[Stored data entries]
○ ○ ○

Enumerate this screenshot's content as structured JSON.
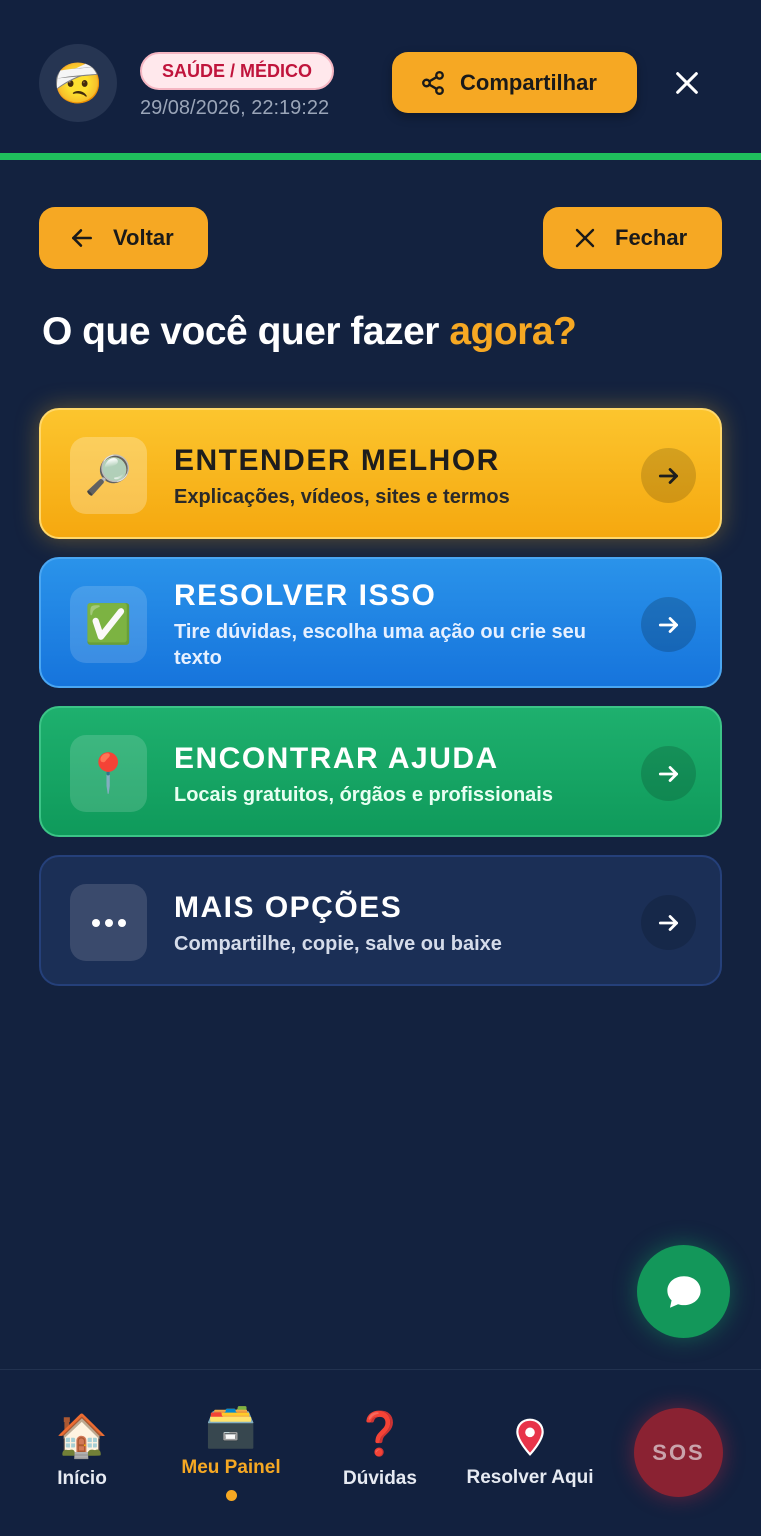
{
  "header": {
    "avatar_emoji": "🤕",
    "category_badge": "SAÚDE / MÉDICO",
    "timestamp": "29/08/2026, 22:19:22",
    "share_label": "Compartilhar",
    "progress_color": "#1fbf5c"
  },
  "nav": {
    "back_label": "Voltar",
    "close_label": "Fechar"
  },
  "question": {
    "main": "O que você quer fazer ",
    "accent": "agora?"
  },
  "cards": [
    {
      "icon": "🔎",
      "icon_name": "magnifier-icon",
      "title": "ENTENDER MELHOR",
      "subtitle": "Explicações, vídeos, sites e termos",
      "color": "#f9b61f"
    },
    {
      "icon": "✅",
      "icon_name": "check-icon",
      "title": "RESOLVER ISSO",
      "subtitle": "Tire dúvidas, escolha uma ação ou crie seu texto",
      "color": "#2086e3"
    },
    {
      "icon": "📍",
      "icon_name": "location-pin-icon",
      "title": "ENCONTRAR AJUDA",
      "subtitle": "Locais gratuitos, órgãos e profissionais",
      "color": "#17a564"
    },
    {
      "icon": "•••",
      "icon_name": "more-icon",
      "title": "MAIS OPÇÕES",
      "subtitle": "Compartilhe, copie, salve ou baixe",
      "color": "#1b2f56"
    }
  ],
  "bottom_nav": {
    "items": [
      {
        "label": "Início",
        "icon": "🏠",
        "icon_name": "home-icon"
      },
      {
        "label": "Meu Painel",
        "icon": "🗃️",
        "icon_name": "file-cabinet-icon",
        "active": true
      },
      {
        "label": "Dúvidas",
        "icon": "❓",
        "icon_name": "question-icon"
      },
      {
        "label": "Resolver Aqui",
        "icon": "📍",
        "icon_name": "location-pin-icon"
      }
    ],
    "sos_label": "SOS"
  },
  "colors": {
    "background": "#13223f",
    "accent": "#f6a823",
    "chat_fab": "#13975a",
    "sos": "#8a2232"
  }
}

○ ○ ○

_TASK DESCRIPTION_:
Scan the records above for the string "location", then select every line that holds it.

_ANSWER_:
      "icon_name": "location-pin-icon",
        "icon_name": "location-pin-icon"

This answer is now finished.